#### Given data ####

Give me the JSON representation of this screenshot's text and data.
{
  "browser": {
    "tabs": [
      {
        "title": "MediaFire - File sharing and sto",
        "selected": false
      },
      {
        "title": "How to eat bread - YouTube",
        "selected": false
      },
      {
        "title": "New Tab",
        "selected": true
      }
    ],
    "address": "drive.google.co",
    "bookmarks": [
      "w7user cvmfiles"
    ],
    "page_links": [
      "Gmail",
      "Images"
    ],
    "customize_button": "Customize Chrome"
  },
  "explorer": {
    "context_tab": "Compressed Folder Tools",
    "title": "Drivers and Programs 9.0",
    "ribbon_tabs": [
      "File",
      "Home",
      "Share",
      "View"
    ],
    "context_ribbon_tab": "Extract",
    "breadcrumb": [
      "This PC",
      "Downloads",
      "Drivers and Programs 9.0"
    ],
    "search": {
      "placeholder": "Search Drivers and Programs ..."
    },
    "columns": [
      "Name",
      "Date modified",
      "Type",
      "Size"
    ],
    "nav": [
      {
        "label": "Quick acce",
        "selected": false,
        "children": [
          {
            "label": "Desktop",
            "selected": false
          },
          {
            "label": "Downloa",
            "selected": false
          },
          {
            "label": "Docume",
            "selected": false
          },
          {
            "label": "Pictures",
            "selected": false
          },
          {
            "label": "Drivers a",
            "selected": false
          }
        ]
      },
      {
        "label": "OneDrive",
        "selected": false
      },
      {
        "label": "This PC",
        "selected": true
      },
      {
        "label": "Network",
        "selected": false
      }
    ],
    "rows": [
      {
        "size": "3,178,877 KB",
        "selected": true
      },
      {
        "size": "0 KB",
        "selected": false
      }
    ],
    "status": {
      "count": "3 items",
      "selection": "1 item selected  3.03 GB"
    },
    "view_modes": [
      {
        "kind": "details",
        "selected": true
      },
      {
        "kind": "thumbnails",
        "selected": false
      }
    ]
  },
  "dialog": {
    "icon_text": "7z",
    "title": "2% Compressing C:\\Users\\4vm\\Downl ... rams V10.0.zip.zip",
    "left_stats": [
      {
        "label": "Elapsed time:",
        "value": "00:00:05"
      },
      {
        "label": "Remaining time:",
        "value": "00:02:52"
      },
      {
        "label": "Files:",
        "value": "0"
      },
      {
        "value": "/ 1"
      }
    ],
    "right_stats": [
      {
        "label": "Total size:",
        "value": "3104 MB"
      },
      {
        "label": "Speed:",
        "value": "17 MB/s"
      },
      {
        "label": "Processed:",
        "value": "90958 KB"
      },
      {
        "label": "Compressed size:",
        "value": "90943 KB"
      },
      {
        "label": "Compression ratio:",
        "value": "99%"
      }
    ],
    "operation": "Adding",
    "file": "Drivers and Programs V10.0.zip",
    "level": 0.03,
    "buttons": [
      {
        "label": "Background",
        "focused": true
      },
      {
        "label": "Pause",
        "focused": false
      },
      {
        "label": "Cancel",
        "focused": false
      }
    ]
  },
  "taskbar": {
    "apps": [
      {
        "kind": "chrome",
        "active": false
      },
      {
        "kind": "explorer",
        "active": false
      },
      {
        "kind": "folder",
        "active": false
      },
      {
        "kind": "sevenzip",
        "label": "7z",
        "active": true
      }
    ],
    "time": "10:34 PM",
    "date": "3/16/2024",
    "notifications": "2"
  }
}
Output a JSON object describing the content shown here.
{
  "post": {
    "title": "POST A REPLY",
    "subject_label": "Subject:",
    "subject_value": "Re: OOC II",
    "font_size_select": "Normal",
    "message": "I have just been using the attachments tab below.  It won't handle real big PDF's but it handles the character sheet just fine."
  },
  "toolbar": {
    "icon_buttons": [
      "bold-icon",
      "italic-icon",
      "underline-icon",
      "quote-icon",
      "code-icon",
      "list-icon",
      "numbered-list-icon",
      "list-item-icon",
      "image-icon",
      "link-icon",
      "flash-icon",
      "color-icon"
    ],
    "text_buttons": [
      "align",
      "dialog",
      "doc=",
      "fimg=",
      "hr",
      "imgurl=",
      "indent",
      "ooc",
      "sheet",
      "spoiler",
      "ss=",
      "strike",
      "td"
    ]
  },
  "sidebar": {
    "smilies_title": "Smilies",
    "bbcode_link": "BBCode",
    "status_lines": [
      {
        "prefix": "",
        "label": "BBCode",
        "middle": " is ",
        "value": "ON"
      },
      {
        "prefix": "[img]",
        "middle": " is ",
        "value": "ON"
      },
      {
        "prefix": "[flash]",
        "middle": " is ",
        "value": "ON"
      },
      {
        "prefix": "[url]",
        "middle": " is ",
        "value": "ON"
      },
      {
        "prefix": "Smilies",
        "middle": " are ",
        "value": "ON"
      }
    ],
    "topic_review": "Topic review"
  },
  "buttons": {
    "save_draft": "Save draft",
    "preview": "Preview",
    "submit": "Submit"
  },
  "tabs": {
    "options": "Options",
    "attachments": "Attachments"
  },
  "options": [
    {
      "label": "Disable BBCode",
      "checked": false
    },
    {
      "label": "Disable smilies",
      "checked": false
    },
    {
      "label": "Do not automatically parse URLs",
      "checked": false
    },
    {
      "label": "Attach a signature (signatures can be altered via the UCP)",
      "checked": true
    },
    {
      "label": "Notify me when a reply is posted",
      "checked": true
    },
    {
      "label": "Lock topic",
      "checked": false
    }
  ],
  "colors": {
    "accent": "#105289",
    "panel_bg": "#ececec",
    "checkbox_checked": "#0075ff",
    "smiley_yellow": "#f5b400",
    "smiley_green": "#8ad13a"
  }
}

####

__Work required__: Copy all of the data exactly.

__Final result__:
Give me the JSON representation of this screenshot's text and data.
{
  "browser": {
    "tabs": [
      {
        "title": "MediaFire - File sharing and sto",
        "selected": false
      },
      {
        "title": "How to eat bread - YouTube",
        "selected": false
      },
      {
        "title": "New Tab",
        "selected": true
      }
    ],
    "address": "drive.google.co",
    "bookmarks": [
      "w7user cvmfiles"
    ],
    "page_links": [
      "Gmail",
      "Images"
    ],
    "customize_button": "Customize Chrome"
  },
  "explorer": {
    "context_tab": "Compressed Folder Tools",
    "title": "Drivers and Programs 9.0",
    "ribbon_tabs": [
      "File",
      "Home",
      "Share",
      "View"
    ],
    "context_ribbon_tab": "Extract",
    "breadcrumb": [
      "This PC",
      "Downloads",
      "Drivers and Programs 9.0"
    ],
    "search": {
      "placeholder": "Search Drivers and Programs ..."
    },
    "columns": [
      "Name",
      "Date modified",
      "Type",
      "Size"
    ],
    "nav": [
      {
        "label": "Quick acce",
        "selected": false,
        "children": [
          {
            "label": "Desktop",
            "selected": false
          },
          {
            "label": "Downloa",
            "selected": false
          },
          {
            "label": "Docume",
            "selected": false
          },
          {
            "label": "Pictures",
            "selected": false
          },
          {
            "label": "Drivers a",
            "selected": false
          }
        ]
      },
      {
        "label": "OneDrive",
        "selected": false
      },
      {
        "label": "This PC",
        "selected": true
      },
      {
        "label": "Network",
        "selected": false
      }
    ],
    "rows": [
      {
        "size": "3,178,877 KB",
        "selected": true
      },
      {
        "size": "0 KB",
        "selected": false
      }
    ],
    "status": {
      "count": "3 items",
      "selection": "1 item selected  3.03 GB"
    },
    "view_modes": [
      {
        "kind": "details",
        "selected": true
      },
      {
        "kind": "thumbnails",
        "selected": false
      }
    ]
  },
  "dialog": {
    "icon_text": "7z",
    "title": "2% Compressing C:\\Users\\4vm\\Downl ... rams V10.0.zip.zip",
    "left_stats": [
      {
        "label": "Elapsed time:",
        "value": "00:00:05"
      },
      {
        "label": "Remaining time:",
        "value": "00:02:52"
      },
      {
        "label": "Files:",
        "value": "0"
      },
      {
        "value": "/ 1"
      }
    ],
    "right_stats": [
      {
        "label": "Total size:",
        "value": "3104 MB"
      },
      {
        "label": "Speed:",
        "value": "17 MB/s"
      },
      {
        "label": "Processed:",
        "value": "90958 KB"
      },
      {
        "label": "Compressed size:",
        "value": "90943 KB"
      },
      {
        "label": "Compression ratio:",
        "value": "99%"
      }
    ],
    "operation": "Adding",
    "file": "Drivers and Programs V10.0.zip",
    "level": 0.03,
    "buttons": [
      {
        "label": "Background",
        "focused": true
      },
      {
        "label": "Pause",
        "focused": false
      },
      {
        "label": "Cancel",
        "focused": false
      }
    ]
  },
  "taskbar": {
    "apps": [
      {
        "kind": "chrome",
        "active": false
      },
      {
        "kind": "explorer",
        "active": false
      },
      {
        "kind": "folder",
        "active": false
      },
      {
        "kind": "sevenzip",
        "label": "7z",
        "active": true
      }
    ],
    "time": "10:34 PM",
    "date": "3/16/2024",
    "notifications": "2"
  }
}
Output a JSON object describing the content shown here.
{
  "post": {
    "title": "POST A REPLY",
    "subject_label": "Subject:",
    "subject_value": "Re: OOC II",
    "font_size_select": "Normal",
    "message": "I have just been using the attachments tab below.  It won't handle real big PDF's but it handles the character sheet just fine."
  },
  "toolbar": {
    "icon_buttons": [
      "bold-icon",
      "italic-icon",
      "underline-icon",
      "quote-icon",
      "code-icon",
      "list-icon",
      "numbered-list-icon",
      "list-item-icon",
      "image-icon",
      "link-icon",
      "flash-icon",
      "color-icon"
    ],
    "text_buttons": [
      "align",
      "dialog",
      "doc=",
      "fimg=",
      "hr",
      "imgurl=",
      "indent",
      "ooc",
      "sheet",
      "spoiler",
      "ss=",
      "strike",
      "td"
    ]
  },
  "sidebar": {
    "smilies_title": "Smilies",
    "bbcode_link": "BBCode",
    "status_lines": [
      {
        "prefix": "",
        "label": "BBCode",
        "middle": " is ",
        "value": "ON"
      },
      {
        "prefix": "[img]",
        "middle": " is ",
        "value": "ON"
      },
      {
        "prefix": "[flash]",
        "middle": " is ",
        "value": "ON"
      },
      {
        "prefix": "[url]",
        "middle": " is ",
        "value": "ON"
      },
      {
        "prefix": "Smilies",
        "middle": " are ",
        "value": "ON"
      }
    ],
    "topic_review": "Topic review"
  },
  "buttons": {
    "save_draft": "Save draft",
    "preview": "Preview",
    "submit": "Submit"
  },
  "tabs": {
    "options": "Options",
    "attachments": "Attachments"
  },
  "options": [
    {
      "label": "Disable BBCode",
      "checked": false
    },
    {
      "label": "Disable smilies",
      "checked": false
    },
    {
      "label": "Do not automatically parse URLs",
      "checked": false
    },
    {
      "label": "Attach a signature (signatures can be altered via the UCP)",
      "checked": true
    },
    {
      "label": "Notify me when a reply is posted",
      "checked": true
    },
    {
      "label": "Lock topic",
      "checked": false
    }
  ],
  "colors": {
    "accent": "#105289",
    "panel_bg": "#ececec",
    "checkbox_checked": "#0075ff",
    "smiley_yellow": "#f5b400",
    "smiley_green": "#8ad13a"
  }
}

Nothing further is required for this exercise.